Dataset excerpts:
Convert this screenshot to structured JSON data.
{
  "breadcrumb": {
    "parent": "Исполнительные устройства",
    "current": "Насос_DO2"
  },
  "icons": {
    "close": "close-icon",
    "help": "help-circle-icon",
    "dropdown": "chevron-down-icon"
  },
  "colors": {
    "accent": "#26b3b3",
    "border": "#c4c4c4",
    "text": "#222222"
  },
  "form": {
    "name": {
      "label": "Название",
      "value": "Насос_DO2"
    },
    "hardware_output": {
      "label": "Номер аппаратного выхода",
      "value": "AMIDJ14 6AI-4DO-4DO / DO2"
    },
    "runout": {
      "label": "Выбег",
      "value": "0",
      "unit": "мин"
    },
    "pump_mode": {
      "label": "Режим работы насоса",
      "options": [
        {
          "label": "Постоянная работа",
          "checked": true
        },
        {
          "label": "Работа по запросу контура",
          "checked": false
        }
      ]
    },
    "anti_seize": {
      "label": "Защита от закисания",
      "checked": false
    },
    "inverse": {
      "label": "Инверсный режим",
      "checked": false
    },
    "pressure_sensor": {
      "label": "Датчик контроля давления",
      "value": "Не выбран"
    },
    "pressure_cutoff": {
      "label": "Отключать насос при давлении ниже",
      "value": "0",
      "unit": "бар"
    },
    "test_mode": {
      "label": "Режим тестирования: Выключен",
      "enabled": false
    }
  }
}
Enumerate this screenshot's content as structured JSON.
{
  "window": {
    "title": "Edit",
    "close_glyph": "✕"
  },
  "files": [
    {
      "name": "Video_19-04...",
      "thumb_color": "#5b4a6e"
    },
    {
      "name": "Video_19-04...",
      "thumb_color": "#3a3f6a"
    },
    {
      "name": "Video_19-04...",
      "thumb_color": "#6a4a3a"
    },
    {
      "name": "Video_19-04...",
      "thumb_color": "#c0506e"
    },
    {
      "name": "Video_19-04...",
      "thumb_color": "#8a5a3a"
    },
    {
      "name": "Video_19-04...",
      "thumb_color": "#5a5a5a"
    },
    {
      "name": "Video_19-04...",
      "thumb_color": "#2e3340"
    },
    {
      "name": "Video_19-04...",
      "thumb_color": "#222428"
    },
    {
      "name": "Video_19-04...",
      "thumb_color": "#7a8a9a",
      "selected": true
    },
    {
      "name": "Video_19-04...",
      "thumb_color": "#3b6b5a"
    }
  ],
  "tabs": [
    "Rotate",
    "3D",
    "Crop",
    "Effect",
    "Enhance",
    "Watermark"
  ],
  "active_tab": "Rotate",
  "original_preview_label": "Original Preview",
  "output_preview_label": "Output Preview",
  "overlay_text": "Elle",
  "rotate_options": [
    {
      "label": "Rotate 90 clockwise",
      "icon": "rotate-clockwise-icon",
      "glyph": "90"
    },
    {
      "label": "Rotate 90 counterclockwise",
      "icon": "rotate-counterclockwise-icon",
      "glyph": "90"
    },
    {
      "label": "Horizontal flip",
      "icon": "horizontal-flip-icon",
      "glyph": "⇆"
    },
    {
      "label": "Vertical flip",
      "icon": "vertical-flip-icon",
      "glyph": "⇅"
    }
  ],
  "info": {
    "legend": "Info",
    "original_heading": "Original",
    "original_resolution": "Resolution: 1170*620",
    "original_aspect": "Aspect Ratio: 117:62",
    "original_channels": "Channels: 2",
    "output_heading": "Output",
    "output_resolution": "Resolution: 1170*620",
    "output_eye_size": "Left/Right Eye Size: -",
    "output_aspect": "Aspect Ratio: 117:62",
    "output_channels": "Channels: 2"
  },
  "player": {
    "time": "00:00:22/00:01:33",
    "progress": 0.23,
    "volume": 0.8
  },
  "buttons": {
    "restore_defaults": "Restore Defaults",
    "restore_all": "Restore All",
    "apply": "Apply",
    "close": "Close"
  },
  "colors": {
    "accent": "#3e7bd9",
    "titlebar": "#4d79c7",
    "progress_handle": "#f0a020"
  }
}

*YOUR OBJECTIVE:*
Filter the records, keeping only lines that contain "structured", and show those lines.

*OUTPUT OF THE EXERCISE:*
Convert this screenshot to structured JSON data.
Enumerate this screenshot's content as structured JSON.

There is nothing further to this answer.